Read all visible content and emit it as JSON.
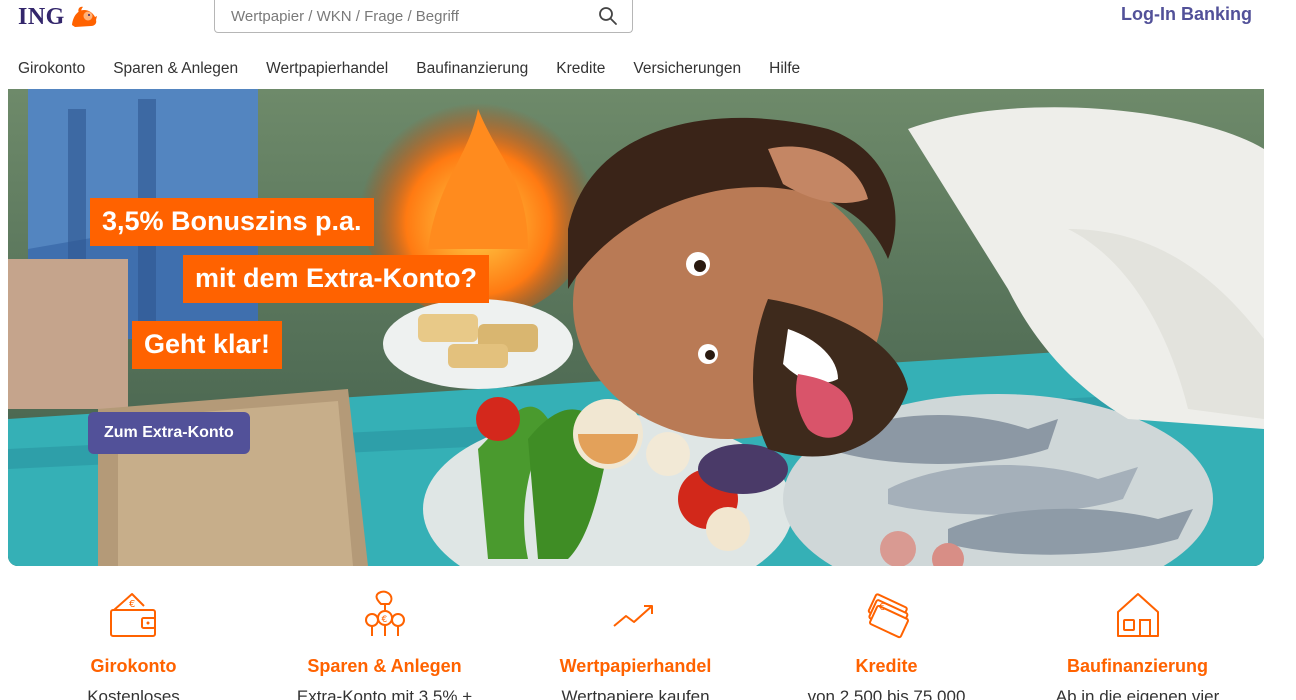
{
  "header": {
    "logo_text": "ING",
    "search_placeholder": "Wertpapier / WKN / Frage / Begriff",
    "login_label": "Log-In Banking"
  },
  "nav": {
    "items": [
      "Girokonto",
      "Sparen & Anlegen",
      "Wertpapierhandel",
      "Baufinanzierung",
      "Kredite",
      "Versicherungen",
      "Hilfe"
    ]
  },
  "hero": {
    "line1": "3,5% Bonuszins p.a.",
    "line2": "mit dem Extra-Konto?",
    "line3": "Geht klar!",
    "cta_label": "Zum Extra-Konto"
  },
  "tiles": [
    {
      "icon": "wallet-icon",
      "title": "Girokonto",
      "desc": "Kostenloses"
    },
    {
      "icon": "money-plant-icon",
      "title": "Sparen & Anlegen",
      "desc": "Extra-Konto mit 3,5% +"
    },
    {
      "icon": "trend-up-icon",
      "title": "Wertpapierhandel",
      "desc": "Wertpapiere kaufen"
    },
    {
      "icon": "banknotes-icon",
      "title": "Kredite",
      "desc": "von 2.500 bis 75.000"
    },
    {
      "icon": "house-icon",
      "title": "Baufinanzierung",
      "desc": "Ab in die eigenen vier"
    }
  ],
  "colors": {
    "brand_orange": "#ff6200",
    "brand_indigo": "#525199",
    "logo_indigo": "#33266b"
  }
}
______________________________
**Work required:** From the entries above, output every line exactly and omit any image.

**Answer for the task:**
Read all visible content and emit it as JSON.
{
  "header": {
    "logo_text": "ING",
    "search_placeholder": "Wertpapier / WKN / Frage / Begriff",
    "login_label": "Log-In Banking"
  },
  "nav": {
    "items": [
      "Girokonto",
      "Sparen & Anlegen",
      "Wertpapierhandel",
      "Baufinanzierung",
      "Kredite",
      "Versicherungen",
      "Hilfe"
    ]
  },
  "hero": {
    "line1": "3,5% Bonuszins p.a.",
    "line2": "mit dem Extra-Konto?",
    "line3": "Geht klar!",
    "cta_label": "Zum Extra-Konto"
  },
  "tiles": [
    {
      "icon": "wallet-icon",
      "title": "Girokonto",
      "desc": "Kostenloses"
    },
    {
      "icon": "money-plant-icon",
      "title": "Sparen & Anlegen",
      "desc": "Extra-Konto mit 3,5% +"
    },
    {
      "icon": "trend-up-icon",
      "title": "Wertpapierhandel",
      "desc": "Wertpapiere kaufen"
    },
    {
      "icon": "banknotes-icon",
      "title": "Kredite",
      "desc": "von 2.500 bis 75.000"
    },
    {
      "icon": "house-icon",
      "title": "Baufinanzierung",
      "desc": "Ab in die eigenen vier"
    }
  ],
  "colors": {
    "brand_orange": "#ff6200",
    "brand_indigo": "#525199",
    "logo_indigo": "#33266b"
  }
}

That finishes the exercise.